INPUT RECORDS ::
◆ ◆ ◆ ◆ ◆

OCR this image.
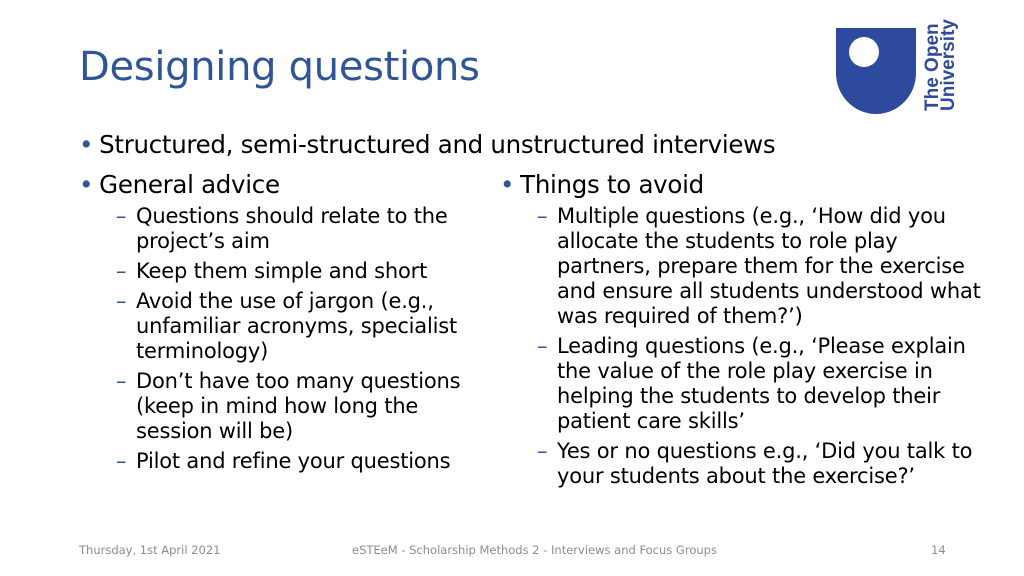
Designing questions	The Open
University
• Structured, semi-structured and unstructured interviews
• General advice	• Things to avoid
– Questions should relate to the
project’s aim
– Keep them simple and short
– Avoid the use of jargon (e.g.,
unfamiliar acronyms, specialist
terminology)
– Don’t have too many questions
(keep in mind how long the
session will be)
– Pilot and refine your questions
– Multiple questions (e.g., ‘How did you
allocate the students to role play
partners, prepare them for the exercise
and ensure all students understood what
was required of them?’)
– Leading questions (e.g., ‘Please explain
the value of the role play exercise in
helping the students to develop their
patient care skills’
– Yes or no questions e.g., ‘Did you talk to
your students about the exercise?’
Thursday, 1st April 2021	eSTEeM - Scholarship Methods 2 - Interviews and Focus Groups	14
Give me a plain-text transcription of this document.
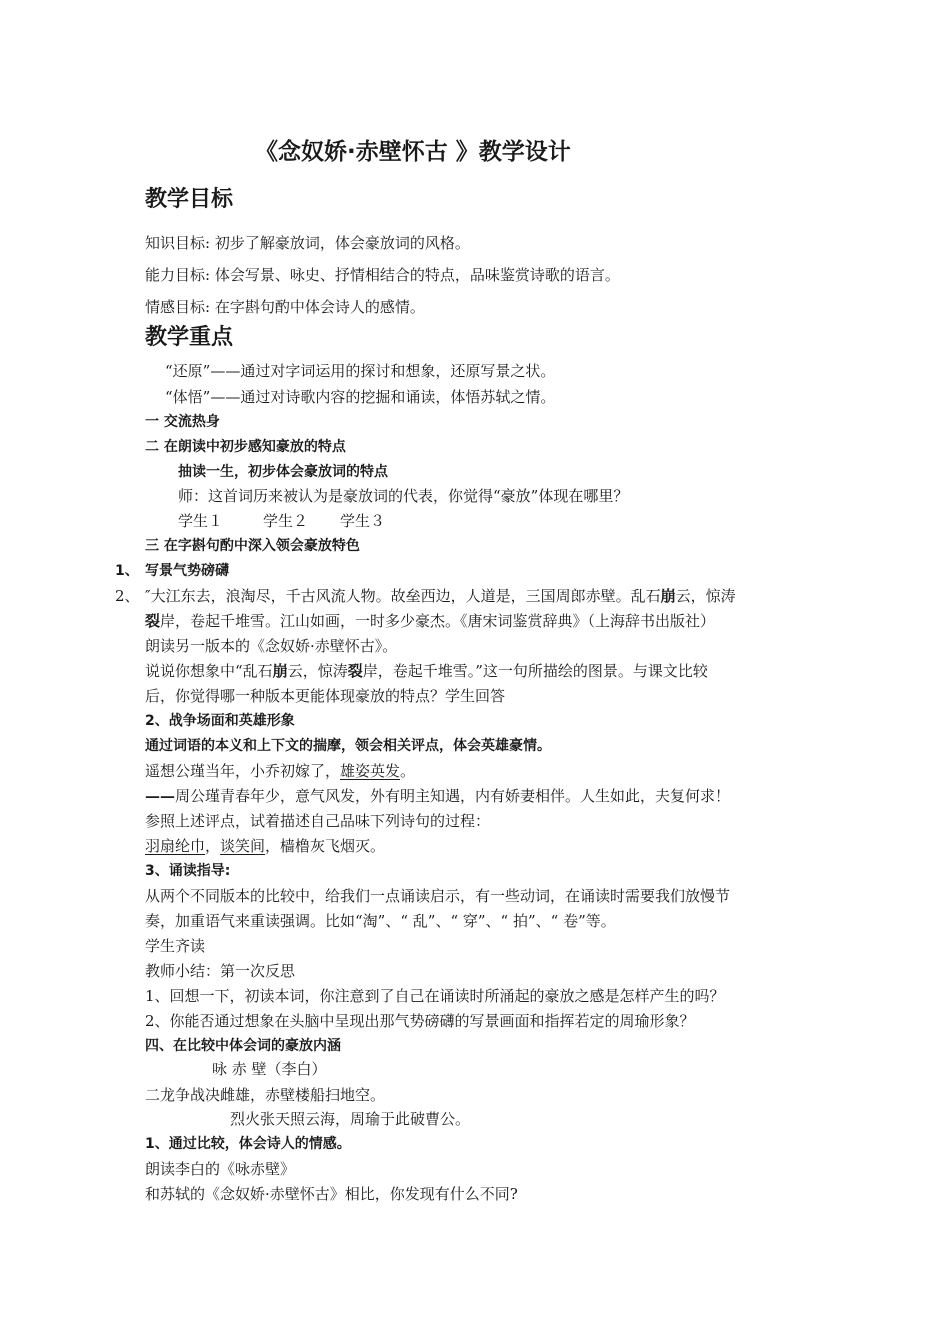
《念奴娇·赤壁怀古 》教学设计
教学目标
知识目标: 初步了解豪放词，体会豪放词的风格。
能力目标: 体会写景、咏史、抒情相结合的特点，品味鉴赏诗歌的语言。
情感目标: 在字斟句酌中体会诗人的感情。
教学重点
“还原”——通过对字词运用的探讨和想象，还原写景之状。
“体悟”——通过对诗歌内容的挖掘和诵读，体悟苏轼之情。
一 交流热身
二 在朗读中初步感知豪放的特点
抽读一生，初步体会豪放词的特点
师：这首词历来被认为是豪放词的代表，你觉得“豪放”体现在哪里？
学生１	学生２ 学生３
三 在字斟句酌中深入领会豪放特色
1、 写景气势磅礴
2、 ″大江东去，浪淘尽，千古风流人物。故垒西边，人道是，三国周郎赤壁。乱石崩云，惊涛
裂岸，卷起千堆雪。江山如画，一时多少豪杰。《唐宋词鉴赏辞典》（上海辞书出版社）
朗读另一版本的《念奴娇·赤壁怀古》。
说说你想象中“乱石崩云，惊涛裂岸，卷起千堆雪。”这一句所描绘的图景。与课文比较
后，你觉得哪一种版本更能体现豪放的特点？学生回答
2、战争场面和英雄形象
通过词语的本义和上下文的揣摩，领会相关评点，体会英雄豪情。
遥想公瑾当年，小乔初嫁了，雄姿英发。
——周公瑾青春年少，意气风发，外有明主知遇，内有娇妻相伴。人生如此，夫复何求！
参照上述评点，试着描述自己品味下列诗句的过程：
羽扇纶巾，谈笑间，樯橹灰飞烟灭。
3、诵读指导:
从两个不同版本的比较中，给我们一点诵读启示，有一些动词，在诵读时需要我们放慢节
奏，加重语气来重读强调。比如“淘”、“ 乱”、“ 穿”、“ 拍”、“ 卷”等。
学生齐读
教师小结：第一次反思
1、回想一下，初读本词，你注意到了自己在诵读时所涌起的豪放之感是怎样产生的吗？
2、你能否通过想象在头脑中呈现出那气势磅礴的写景画面和指挥若定的周瑜形象？
四、在比较中体会词的豪放内涵
咏 赤 壁（李白）
二龙争战决雌雄，赤壁楼船扫地空。
烈火张天照云海，周瑜于此破曹公。
1、通过比较，体会诗人的情感。
朗读李白的《咏赤壁》
和苏轼的《念奴娇·赤壁怀古》相比，你发现有什么不同?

◆ ◆ ◆ ◆ ◆

TASK DETAILS :: From the records given above, copy all lines containing "乱石崩云".

RESPONSE ::
2、 ″大江东去，浪淘尽，千古风流人物。故垒西边，人道是，三国周郎赤壁。乱石崩云，惊涛
说说你想象中“乱石崩云，惊涛裂岸，卷起千堆雪。”这一句所描绘的图景。与课文比较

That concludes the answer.